Answer with a number only: how many lines of the data contain "Equipment"?

----

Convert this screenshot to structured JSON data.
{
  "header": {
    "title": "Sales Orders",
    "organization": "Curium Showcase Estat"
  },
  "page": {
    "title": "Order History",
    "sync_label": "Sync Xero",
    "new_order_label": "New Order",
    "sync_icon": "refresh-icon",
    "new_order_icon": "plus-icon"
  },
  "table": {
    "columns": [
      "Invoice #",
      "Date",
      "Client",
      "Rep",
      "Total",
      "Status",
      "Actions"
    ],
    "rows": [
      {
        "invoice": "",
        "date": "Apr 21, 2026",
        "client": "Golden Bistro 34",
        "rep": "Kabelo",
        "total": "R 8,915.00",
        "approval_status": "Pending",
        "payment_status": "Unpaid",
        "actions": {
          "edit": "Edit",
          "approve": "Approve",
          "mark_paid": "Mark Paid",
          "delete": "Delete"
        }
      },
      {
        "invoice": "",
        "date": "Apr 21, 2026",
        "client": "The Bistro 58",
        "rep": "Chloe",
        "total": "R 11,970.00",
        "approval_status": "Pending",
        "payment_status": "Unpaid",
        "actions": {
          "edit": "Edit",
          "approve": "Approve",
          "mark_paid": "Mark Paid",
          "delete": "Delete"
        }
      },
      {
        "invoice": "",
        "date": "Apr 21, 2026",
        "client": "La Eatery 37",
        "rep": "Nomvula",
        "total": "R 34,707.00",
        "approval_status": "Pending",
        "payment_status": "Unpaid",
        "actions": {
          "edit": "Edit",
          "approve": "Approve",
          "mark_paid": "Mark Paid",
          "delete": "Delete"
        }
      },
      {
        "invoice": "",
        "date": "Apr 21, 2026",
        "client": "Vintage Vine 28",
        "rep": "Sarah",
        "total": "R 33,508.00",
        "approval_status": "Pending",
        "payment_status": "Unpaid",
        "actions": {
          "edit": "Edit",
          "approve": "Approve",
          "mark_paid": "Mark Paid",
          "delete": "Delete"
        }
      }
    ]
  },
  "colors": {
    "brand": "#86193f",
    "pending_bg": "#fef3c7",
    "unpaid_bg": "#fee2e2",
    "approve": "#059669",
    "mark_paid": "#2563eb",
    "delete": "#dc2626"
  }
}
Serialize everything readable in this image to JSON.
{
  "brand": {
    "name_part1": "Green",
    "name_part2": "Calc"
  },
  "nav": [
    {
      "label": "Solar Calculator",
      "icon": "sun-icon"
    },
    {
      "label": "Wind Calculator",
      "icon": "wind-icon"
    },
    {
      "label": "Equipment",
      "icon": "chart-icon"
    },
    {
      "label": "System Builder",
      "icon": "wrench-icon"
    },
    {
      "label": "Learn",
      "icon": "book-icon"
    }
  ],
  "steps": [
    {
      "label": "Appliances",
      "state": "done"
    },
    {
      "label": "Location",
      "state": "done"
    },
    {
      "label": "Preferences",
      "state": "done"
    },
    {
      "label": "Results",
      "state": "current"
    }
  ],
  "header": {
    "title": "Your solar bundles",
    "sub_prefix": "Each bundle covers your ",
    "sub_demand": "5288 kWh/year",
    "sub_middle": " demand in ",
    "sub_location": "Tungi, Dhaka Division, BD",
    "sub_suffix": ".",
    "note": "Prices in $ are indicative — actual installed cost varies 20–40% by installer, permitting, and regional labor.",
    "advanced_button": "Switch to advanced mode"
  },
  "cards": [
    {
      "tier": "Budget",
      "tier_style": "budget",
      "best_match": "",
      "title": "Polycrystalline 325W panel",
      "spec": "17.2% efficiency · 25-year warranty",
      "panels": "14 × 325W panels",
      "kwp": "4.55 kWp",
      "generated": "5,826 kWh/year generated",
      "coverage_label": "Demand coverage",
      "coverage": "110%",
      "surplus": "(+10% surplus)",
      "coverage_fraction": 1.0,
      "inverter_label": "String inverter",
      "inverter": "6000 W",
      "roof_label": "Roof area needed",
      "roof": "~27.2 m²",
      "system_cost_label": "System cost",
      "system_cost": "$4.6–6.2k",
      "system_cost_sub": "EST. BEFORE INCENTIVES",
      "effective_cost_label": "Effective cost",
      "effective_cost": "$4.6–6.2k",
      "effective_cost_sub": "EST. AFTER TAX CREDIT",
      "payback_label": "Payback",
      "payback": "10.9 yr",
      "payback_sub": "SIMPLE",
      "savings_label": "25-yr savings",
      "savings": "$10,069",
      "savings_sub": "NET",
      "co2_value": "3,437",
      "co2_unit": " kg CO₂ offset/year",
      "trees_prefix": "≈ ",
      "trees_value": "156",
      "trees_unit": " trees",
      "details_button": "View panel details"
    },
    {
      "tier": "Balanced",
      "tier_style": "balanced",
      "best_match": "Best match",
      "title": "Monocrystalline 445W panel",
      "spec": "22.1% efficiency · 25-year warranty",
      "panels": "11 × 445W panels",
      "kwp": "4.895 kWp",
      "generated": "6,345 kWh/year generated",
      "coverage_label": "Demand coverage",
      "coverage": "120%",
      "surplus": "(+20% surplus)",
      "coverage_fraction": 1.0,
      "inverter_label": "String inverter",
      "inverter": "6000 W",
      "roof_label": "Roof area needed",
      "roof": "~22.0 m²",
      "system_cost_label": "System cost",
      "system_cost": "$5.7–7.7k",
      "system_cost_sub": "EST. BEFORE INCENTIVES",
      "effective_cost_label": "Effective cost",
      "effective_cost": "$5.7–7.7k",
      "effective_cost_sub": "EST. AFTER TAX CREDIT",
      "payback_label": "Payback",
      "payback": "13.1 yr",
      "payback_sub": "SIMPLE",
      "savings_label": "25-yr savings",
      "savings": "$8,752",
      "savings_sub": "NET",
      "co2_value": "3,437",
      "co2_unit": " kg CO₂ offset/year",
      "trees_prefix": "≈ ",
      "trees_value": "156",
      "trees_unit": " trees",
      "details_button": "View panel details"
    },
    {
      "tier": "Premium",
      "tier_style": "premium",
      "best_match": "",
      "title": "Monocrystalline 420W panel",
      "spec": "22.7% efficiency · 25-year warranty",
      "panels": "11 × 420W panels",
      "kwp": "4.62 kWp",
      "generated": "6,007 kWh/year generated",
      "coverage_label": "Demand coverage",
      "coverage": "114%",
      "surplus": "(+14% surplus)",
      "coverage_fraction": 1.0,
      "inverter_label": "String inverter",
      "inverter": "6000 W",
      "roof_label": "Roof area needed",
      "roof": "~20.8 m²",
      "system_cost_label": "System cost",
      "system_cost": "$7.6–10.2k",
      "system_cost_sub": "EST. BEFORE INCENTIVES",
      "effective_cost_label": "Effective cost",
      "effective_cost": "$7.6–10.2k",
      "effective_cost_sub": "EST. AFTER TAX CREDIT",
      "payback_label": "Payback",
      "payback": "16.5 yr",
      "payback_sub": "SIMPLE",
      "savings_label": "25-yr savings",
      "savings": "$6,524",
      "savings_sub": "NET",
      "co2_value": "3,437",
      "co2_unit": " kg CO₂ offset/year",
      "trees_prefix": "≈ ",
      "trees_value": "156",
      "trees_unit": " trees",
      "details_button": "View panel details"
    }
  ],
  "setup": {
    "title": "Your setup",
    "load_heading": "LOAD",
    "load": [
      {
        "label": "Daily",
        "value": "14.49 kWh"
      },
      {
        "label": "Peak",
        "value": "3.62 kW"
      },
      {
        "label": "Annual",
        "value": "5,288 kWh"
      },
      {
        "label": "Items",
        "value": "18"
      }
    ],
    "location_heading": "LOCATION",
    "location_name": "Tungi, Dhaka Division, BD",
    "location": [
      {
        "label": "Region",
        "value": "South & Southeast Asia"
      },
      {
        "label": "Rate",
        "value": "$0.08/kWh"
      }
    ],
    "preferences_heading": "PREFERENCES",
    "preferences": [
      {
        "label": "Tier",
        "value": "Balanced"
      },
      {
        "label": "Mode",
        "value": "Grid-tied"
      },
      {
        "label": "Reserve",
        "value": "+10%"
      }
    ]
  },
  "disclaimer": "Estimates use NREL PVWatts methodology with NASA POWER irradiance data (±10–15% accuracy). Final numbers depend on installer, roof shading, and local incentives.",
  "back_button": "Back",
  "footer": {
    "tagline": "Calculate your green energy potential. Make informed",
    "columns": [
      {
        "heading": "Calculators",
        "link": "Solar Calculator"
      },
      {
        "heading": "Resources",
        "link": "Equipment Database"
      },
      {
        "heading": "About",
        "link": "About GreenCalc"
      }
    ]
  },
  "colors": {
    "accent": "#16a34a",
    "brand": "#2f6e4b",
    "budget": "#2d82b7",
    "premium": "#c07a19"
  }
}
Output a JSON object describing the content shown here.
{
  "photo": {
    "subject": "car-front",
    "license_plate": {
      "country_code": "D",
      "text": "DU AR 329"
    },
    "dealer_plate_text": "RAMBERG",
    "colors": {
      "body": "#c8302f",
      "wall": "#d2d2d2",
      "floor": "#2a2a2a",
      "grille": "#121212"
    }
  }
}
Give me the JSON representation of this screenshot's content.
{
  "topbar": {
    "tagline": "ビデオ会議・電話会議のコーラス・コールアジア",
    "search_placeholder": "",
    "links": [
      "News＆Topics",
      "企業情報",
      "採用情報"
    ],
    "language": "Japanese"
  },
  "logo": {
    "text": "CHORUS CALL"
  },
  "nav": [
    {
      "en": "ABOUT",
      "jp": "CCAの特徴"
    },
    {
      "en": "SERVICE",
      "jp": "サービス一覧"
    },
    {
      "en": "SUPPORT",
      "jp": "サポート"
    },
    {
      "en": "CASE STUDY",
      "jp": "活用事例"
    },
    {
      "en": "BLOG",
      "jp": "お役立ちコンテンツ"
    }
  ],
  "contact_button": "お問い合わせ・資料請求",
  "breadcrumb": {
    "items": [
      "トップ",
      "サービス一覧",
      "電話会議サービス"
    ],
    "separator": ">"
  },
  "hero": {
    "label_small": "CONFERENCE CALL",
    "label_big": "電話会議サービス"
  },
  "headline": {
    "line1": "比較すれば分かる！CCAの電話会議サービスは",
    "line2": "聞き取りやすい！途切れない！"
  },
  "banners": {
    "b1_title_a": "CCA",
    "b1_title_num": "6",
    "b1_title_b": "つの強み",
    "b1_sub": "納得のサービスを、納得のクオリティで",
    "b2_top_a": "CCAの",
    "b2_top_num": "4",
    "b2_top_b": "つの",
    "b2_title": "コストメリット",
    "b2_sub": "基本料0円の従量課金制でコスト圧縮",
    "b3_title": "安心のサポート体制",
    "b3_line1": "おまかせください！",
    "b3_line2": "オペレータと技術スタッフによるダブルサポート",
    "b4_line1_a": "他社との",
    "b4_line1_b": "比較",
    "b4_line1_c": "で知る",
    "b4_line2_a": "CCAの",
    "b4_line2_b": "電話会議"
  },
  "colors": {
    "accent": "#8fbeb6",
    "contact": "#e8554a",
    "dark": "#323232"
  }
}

----

_Written solution_
2